◆ SET PROBLEM ◆
Copy all of the records below verbatim.
▼
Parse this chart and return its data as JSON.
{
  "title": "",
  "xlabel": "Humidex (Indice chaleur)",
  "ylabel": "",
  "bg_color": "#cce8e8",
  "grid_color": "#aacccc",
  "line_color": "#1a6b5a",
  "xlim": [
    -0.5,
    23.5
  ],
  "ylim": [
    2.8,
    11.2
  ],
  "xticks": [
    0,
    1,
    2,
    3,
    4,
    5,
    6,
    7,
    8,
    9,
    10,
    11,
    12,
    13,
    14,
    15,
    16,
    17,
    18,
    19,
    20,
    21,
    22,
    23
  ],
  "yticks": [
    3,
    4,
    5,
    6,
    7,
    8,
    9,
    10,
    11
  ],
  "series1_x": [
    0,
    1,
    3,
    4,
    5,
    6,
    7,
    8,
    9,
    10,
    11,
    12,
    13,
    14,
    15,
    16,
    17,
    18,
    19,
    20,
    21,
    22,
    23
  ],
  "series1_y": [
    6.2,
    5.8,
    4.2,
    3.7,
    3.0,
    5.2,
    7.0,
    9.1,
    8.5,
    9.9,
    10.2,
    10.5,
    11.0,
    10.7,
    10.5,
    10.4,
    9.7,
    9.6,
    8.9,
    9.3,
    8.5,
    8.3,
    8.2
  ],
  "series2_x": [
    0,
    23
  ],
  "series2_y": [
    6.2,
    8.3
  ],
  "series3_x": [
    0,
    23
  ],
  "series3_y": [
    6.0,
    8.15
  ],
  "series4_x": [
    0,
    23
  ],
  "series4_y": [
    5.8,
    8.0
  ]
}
▲
◆ SOLUTION TO THIS PROBLEM ◆
Parse this chart and return its data as JSON.
{
  "title": "",
  "xlabel": "Humidex (Indice chaleur)",
  "ylabel": "",
  "bg_color": "#cce8e8",
  "grid_color": "#aacccc",
  "line_color": "#1a6b5a",
  "xlim": [
    -0.5,
    23.5
  ],
  "ylim": [
    2.8,
    11.2
  ],
  "xticks": [
    0,
    1,
    2,
    3,
    4,
    5,
    6,
    7,
    8,
    9,
    10,
    11,
    12,
    13,
    14,
    15,
    16,
    17,
    18,
    19,
    20,
    21,
    22,
    23
  ],
  "yticks": [
    3,
    4,
    5,
    6,
    7,
    8,
    9,
    10,
    11
  ],
  "series1_x": [
    0,
    1,
    3,
    4,
    5,
    6,
    7,
    8,
    9,
    10,
    11,
    12,
    13,
    14,
    15,
    16,
    17,
    18,
    19,
    20,
    21,
    22,
    23
  ],
  "series1_y": [
    6.2,
    5.8,
    4.2,
    3.7,
    3.0,
    5.2,
    7.0,
    9.1,
    8.5,
    9.9,
    10.2,
    10.5,
    11.0,
    10.7,
    10.5,
    10.4,
    9.7,
    9.6,
    8.9,
    9.3,
    8.5,
    8.3,
    8.2
  ],
  "series2_x": [
    0,
    23
  ],
  "series2_y": [
    6.2,
    8.3
  ],
  "series3_x": [
    0,
    23
  ],
  "series3_y": [
    6.0,
    8.15
  ],
  "series4_x": [
    0,
    23
  ],
  "series4_y": [
    5.8,
    8.0
  ]
}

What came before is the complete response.